### [What is needed]
Would you transcribe all of the data exactly, down to the last character?
───── Supplied material
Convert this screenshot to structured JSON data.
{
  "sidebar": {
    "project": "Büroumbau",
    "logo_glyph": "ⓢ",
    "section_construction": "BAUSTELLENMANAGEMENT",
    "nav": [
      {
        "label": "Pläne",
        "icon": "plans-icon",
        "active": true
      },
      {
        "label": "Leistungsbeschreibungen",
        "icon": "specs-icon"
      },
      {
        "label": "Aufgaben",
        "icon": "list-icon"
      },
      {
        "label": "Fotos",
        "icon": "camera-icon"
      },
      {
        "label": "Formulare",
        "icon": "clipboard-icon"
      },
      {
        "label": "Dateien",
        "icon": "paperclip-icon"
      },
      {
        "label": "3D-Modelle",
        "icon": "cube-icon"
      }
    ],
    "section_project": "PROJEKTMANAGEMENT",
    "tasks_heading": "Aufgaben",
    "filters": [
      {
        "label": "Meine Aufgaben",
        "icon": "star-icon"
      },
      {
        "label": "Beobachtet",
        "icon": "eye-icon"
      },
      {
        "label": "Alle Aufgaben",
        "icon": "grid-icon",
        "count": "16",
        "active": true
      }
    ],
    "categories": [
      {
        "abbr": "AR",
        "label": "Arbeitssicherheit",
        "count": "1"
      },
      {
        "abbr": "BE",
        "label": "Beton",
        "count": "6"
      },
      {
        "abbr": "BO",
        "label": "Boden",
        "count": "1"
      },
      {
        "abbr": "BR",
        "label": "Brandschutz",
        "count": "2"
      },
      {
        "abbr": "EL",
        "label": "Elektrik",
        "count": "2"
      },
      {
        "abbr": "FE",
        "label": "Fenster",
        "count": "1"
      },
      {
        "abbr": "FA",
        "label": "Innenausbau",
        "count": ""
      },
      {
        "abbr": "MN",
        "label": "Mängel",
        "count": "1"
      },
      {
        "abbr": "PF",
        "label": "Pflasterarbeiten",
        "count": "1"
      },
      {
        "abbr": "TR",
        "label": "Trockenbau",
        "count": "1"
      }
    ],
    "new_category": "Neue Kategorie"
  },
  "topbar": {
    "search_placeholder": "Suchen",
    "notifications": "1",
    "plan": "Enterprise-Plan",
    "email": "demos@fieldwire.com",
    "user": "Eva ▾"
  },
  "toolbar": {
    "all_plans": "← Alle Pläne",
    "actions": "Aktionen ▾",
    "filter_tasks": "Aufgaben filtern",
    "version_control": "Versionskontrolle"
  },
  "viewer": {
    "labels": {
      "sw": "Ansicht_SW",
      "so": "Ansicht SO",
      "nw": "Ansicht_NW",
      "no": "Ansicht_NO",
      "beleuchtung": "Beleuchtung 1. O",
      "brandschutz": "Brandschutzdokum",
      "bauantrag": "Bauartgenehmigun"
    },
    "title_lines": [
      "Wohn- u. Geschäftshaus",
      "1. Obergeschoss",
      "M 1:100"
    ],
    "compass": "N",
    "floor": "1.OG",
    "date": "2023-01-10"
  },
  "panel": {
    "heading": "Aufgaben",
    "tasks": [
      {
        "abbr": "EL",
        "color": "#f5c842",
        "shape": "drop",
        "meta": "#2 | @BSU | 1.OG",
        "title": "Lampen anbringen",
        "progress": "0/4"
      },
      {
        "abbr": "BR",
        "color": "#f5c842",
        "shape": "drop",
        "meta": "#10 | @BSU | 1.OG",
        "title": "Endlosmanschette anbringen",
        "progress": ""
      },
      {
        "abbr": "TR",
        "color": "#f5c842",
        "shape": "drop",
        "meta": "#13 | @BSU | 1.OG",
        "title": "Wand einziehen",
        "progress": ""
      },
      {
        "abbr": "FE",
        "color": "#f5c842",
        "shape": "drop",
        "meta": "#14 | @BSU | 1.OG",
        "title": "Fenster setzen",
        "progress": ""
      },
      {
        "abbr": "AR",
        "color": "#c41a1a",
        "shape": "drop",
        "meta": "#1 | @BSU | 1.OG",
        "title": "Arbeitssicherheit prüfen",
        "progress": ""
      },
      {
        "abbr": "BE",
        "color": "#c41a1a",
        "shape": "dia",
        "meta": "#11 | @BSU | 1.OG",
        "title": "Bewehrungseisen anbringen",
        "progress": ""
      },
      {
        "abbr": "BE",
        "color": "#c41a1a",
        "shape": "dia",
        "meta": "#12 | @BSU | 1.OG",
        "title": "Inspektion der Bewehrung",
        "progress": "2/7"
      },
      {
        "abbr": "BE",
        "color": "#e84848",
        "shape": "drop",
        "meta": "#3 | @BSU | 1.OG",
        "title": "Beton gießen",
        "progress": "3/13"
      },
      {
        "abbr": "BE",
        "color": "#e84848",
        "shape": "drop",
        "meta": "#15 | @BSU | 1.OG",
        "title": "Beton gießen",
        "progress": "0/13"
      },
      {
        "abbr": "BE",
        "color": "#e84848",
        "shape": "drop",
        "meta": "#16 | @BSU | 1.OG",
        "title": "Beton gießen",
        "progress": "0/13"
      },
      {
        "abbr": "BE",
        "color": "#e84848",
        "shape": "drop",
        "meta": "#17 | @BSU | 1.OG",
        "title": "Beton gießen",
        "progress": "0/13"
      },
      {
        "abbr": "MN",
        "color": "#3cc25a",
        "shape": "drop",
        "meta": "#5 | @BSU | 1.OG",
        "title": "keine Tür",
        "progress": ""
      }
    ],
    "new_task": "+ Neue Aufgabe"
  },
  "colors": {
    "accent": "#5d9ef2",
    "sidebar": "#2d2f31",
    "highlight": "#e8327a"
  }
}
──────────
### [Solution to this exercise]
Convert this screenshot to structured JSON data.
{
  "sidebar": {
    "project": "Büroumbau",
    "logo_glyph": "ⓢ",
    "section_construction": "BAUSTELLENMANAGEMENT",
    "nav": [
      {
        "label": "Pläne",
        "icon": "plans-icon",
        "active": true
      },
      {
        "label": "Leistungsbeschreibungen",
        "icon": "specs-icon"
      },
      {
        "label": "Aufgaben",
        "icon": "list-icon"
      },
      {
        "label": "Fotos",
        "icon": "camera-icon"
      },
      {
        "label": "Formulare",
        "icon": "clipboard-icon"
      },
      {
        "label": "Dateien",
        "icon": "paperclip-icon"
      },
      {
        "label": "3D-Modelle",
        "icon": "cube-icon"
      }
    ],
    "section_project": "PROJEKTMANAGEMENT",
    "tasks_heading": "Aufgaben",
    "filters": [
      {
        "label": "Meine Aufgaben",
        "icon": "star-icon"
      },
      {
        "label": "Beobachtet",
        "icon": "eye-icon"
      },
      {
        "label": "Alle Aufgaben",
        "icon": "grid-icon",
        "count": "16",
        "active": true
      }
    ],
    "categories": [
      {
        "abbr": "AR",
        "label": "Arbeitssicherheit",
        "count": "1"
      },
      {
        "abbr": "BE",
        "label": "Beton",
        "count": "6"
      },
      {
        "abbr": "BO",
        "label": "Boden",
        "count": "1"
      },
      {
        "abbr": "BR",
        "label": "Brandschutz",
        "count": "2"
      },
      {
        "abbr": "EL",
        "label": "Elektrik",
        "count": "2"
      },
      {
        "abbr": "FE",
        "label": "Fenster",
        "count": "1"
      },
      {
        "abbr": "FA",
        "label": "Innenausbau",
        "count": ""
      },
      {
        "abbr": "MN",
        "label": "Mängel",
        "count": "1"
      },
      {
        "abbr": "PF",
        "label": "Pflasterarbeiten",
        "count": "1"
      },
      {
        "abbr": "TR",
        "label": "Trockenbau",
        "count": "1"
      }
    ],
    "new_category": "Neue Kategorie"
  },
  "topbar": {
    "search_placeholder": "Suchen",
    "notifications": "1",
    "plan": "Enterprise-Plan",
    "email": "demos@fieldwire.com",
    "user": "Eva ▾"
  },
  "toolbar": {
    "all_plans": "← Alle Pläne",
    "actions": "Aktionen ▾",
    "filter_tasks": "Aufgaben filtern",
    "version_control": "Versionskontrolle"
  },
  "viewer": {
    "labels": {
      "sw": "Ansicht_SW",
      "so": "Ansicht SO",
      "nw": "Ansicht_NW",
      "no": "Ansicht_NO",
      "beleuchtung": "Beleuchtung 1. O",
      "brandschutz": "Brandschutzdokum",
      "bauantrag": "Bauartgenehmigun"
    },
    "title_lines": [
      "Wohn- u. Geschäftshaus",
      "1. Obergeschoss",
      "M 1:100"
    ],
    "compass": "N",
    "floor": "1.OG",
    "date": "2023-01-10"
  },
  "panel": {
    "heading": "Aufgaben",
    "tasks": [
      {
        "abbr": "EL",
        "color": "#f5c842",
        "shape": "drop",
        "meta": "#2 | @BSU | 1.OG",
        "title": "Lampen anbringen",
        "progress": "0/4"
      },
      {
        "abbr": "BR",
        "color": "#f5c842",
        "shape": "drop",
        "meta": "#10 | @BSU | 1.OG",
        "title": "Endlosmanschette anbringen",
        "progress": ""
      },
      {
        "abbr": "TR",
        "color": "#f5c842",
        "shape": "drop",
        "meta": "#13 | @BSU | 1.OG",
        "title": "Wand einziehen",
        "progress": ""
      },
      {
        "abbr": "FE",
        "color": "#f5c842",
        "shape": "drop",
        "meta": "#14 | @BSU | 1.OG",
        "title": "Fenster setzen",
        "progress": ""
      },
      {
        "abbr": "AR",
        "color": "#c41a1a",
        "shape": "drop",
        "meta": "#1 | @BSU | 1.OG",
        "title": "Arbeitssicherheit prüfen",
        "progress": ""
      },
      {
        "abbr": "BE",
        "color": "#c41a1a",
        "shape": "dia",
        "meta": "#11 | @BSU | 1.OG",
        "title": "Bewehrungseisen anbringen",
        "progress": ""
      },
      {
        "abbr": "BE",
        "color": "#c41a1a",
        "shape": "dia",
        "meta": "#12 | @BSU | 1.OG",
        "title": "Inspektion der Bewehrung",
        "progress": "2/7"
      },
      {
        "abbr": "BE",
        "color": "#e84848",
        "shape": "drop",
        "meta": "#3 | @BSU | 1.OG",
        "title": "Beton gießen",
        "progress": "3/13"
      },
      {
        "abbr": "BE",
        "color": "#e84848",
        "shape": "drop",
        "meta": "#15 | @BSU | 1.OG",
        "title": "Beton gießen",
        "progress": "0/13"
      },
      {
        "abbr": "BE",
        "color": "#e84848",
        "shape": "drop",
        "meta": "#16 | @BSU | 1.OG",
        "title": "Beton gießen",
        "progress": "0/13"
      },
      {
        "abbr": "BE",
        "color": "#e84848",
        "shape": "drop",
        "meta": "#17 | @BSU | 1.OG",
        "title": "Beton gießen",
        "progress": "0/13"
      },
      {
        "abbr": "MN",
        "color": "#3cc25a",
        "shape": "drop",
        "meta": "#5 | @BSU | 1.OG",
        "title": "keine Tür",
        "progress": ""
      }
    ],
    "new_task": "+ Neue Aufgabe"
  },
  "colors": {
    "accent": "#5d9ef2",
    "sidebar": "#2d2f31",
    "highlight": "#e8327a"
  }
}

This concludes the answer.